━━━━━ Given records ━━━━━

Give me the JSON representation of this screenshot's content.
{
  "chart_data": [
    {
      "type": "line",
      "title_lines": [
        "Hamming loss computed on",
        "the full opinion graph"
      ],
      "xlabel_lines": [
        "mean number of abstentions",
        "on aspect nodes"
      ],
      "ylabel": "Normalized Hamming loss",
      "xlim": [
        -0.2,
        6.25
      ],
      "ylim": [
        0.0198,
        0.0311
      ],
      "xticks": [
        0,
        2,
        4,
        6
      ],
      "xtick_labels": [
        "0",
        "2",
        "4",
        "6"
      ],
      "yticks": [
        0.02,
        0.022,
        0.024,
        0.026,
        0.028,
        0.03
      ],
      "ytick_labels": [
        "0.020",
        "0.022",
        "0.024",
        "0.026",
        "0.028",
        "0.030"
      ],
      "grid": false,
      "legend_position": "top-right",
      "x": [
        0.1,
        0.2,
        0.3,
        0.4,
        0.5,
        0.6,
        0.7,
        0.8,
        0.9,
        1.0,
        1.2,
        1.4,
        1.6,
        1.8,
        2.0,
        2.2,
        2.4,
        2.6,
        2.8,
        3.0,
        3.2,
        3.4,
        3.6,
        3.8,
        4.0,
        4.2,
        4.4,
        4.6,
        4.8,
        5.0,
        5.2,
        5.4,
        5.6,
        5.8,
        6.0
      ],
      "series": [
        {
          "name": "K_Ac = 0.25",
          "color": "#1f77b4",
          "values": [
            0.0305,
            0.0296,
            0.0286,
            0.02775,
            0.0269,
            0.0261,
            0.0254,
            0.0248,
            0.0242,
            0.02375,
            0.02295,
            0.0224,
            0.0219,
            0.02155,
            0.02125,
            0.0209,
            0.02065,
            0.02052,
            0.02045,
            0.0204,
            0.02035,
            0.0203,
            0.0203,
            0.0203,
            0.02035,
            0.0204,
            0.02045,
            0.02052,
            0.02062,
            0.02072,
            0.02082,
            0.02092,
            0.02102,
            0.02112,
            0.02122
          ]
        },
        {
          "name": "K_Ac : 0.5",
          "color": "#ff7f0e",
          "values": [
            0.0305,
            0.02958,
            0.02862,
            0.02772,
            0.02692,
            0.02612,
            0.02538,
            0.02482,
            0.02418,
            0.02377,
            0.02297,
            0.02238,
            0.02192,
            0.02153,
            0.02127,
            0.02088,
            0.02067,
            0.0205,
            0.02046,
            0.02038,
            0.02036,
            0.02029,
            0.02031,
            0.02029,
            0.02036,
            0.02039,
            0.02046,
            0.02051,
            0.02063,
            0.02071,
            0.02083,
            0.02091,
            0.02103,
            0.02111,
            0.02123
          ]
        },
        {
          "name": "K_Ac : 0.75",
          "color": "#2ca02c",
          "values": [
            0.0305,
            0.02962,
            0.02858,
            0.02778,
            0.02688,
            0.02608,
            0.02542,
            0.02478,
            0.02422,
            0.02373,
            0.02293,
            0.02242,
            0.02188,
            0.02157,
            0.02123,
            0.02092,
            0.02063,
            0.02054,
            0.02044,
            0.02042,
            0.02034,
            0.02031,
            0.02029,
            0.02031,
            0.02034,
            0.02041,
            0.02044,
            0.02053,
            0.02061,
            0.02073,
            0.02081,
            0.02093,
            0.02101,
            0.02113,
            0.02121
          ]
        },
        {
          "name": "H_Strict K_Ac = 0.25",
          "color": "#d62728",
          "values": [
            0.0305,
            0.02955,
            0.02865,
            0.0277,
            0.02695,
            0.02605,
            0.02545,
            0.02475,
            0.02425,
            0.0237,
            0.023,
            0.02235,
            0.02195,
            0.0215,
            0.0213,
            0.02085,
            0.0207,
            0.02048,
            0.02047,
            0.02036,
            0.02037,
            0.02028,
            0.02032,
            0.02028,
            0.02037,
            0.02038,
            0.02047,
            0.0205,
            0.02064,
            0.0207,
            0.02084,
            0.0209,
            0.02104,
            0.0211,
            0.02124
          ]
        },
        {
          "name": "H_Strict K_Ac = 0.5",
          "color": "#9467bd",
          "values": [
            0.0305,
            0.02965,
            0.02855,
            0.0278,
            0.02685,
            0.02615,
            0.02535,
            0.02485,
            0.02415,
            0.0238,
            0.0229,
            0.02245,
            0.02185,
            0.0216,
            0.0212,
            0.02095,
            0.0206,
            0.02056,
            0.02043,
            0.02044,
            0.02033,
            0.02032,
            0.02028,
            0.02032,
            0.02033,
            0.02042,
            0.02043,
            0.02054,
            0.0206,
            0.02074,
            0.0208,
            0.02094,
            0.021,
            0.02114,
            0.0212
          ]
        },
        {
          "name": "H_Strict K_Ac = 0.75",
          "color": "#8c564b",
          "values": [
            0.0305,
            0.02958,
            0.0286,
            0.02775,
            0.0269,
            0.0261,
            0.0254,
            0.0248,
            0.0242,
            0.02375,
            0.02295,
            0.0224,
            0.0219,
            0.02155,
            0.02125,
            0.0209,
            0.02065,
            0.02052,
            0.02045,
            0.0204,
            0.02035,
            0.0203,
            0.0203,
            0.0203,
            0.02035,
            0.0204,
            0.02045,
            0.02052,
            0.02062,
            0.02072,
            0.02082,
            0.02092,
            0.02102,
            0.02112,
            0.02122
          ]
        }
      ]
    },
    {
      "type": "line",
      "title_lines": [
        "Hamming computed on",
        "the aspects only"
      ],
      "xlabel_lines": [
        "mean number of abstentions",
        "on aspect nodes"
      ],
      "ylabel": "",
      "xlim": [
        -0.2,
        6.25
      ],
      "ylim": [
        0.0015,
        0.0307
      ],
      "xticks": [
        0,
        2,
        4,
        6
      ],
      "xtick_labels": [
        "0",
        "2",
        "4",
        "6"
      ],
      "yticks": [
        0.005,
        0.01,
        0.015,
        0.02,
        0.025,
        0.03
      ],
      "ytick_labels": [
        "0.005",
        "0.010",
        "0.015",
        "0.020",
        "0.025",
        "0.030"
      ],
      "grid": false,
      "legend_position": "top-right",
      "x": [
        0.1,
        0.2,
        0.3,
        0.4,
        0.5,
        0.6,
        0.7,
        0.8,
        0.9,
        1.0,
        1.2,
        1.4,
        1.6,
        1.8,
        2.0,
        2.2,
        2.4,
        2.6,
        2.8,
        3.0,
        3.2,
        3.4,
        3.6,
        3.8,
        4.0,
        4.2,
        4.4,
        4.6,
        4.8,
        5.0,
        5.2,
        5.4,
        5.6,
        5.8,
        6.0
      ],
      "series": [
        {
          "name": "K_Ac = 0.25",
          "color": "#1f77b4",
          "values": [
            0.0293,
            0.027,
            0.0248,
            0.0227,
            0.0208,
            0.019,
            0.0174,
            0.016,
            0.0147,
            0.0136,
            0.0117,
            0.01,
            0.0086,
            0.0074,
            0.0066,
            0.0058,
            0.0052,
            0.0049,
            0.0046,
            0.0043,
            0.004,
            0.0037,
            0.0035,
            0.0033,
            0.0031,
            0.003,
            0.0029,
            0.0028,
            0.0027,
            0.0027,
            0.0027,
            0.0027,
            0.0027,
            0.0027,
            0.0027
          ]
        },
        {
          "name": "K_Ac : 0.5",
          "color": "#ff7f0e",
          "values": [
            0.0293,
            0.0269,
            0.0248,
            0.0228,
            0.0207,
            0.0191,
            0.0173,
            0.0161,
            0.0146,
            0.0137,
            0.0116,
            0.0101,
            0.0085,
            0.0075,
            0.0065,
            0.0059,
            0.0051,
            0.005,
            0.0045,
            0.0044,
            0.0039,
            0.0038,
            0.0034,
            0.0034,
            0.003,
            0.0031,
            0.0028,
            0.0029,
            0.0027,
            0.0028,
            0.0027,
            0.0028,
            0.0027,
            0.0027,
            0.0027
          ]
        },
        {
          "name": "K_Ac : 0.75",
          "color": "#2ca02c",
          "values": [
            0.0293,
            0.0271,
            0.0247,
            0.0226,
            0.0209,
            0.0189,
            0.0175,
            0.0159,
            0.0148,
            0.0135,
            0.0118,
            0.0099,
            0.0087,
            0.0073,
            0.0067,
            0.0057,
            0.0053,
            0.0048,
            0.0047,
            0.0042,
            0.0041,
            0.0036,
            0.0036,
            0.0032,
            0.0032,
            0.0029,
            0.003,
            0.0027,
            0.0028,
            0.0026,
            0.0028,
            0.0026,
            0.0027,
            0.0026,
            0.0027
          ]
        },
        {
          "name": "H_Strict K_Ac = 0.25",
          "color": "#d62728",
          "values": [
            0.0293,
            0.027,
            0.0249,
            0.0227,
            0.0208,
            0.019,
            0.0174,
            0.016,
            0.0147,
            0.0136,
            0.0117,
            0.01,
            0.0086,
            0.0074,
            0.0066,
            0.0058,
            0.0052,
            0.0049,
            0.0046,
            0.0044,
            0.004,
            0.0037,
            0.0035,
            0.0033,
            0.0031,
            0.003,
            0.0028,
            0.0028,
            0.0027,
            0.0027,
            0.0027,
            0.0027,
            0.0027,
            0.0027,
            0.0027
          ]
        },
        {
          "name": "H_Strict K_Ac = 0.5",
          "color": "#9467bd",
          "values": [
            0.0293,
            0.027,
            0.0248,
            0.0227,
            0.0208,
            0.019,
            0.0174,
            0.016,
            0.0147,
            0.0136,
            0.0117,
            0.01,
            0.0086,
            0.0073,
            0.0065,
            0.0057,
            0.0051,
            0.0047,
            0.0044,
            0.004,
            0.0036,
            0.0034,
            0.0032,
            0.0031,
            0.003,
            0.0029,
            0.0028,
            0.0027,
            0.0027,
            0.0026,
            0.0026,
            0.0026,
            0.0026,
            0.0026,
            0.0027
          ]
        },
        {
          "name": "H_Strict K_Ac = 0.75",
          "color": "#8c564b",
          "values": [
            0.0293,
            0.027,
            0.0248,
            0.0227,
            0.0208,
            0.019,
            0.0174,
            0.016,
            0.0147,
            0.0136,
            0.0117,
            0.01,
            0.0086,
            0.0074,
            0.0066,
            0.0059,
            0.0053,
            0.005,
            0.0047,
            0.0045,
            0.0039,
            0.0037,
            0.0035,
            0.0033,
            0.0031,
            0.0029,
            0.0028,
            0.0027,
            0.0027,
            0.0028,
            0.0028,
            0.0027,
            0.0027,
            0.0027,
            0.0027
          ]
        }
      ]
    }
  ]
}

━━━━━

Keep only the lines that hold the string "loss", and copy them out.

### Expected answer
        "Hamming loss computed on",
      "ylabel": "Normalized Hamming loss",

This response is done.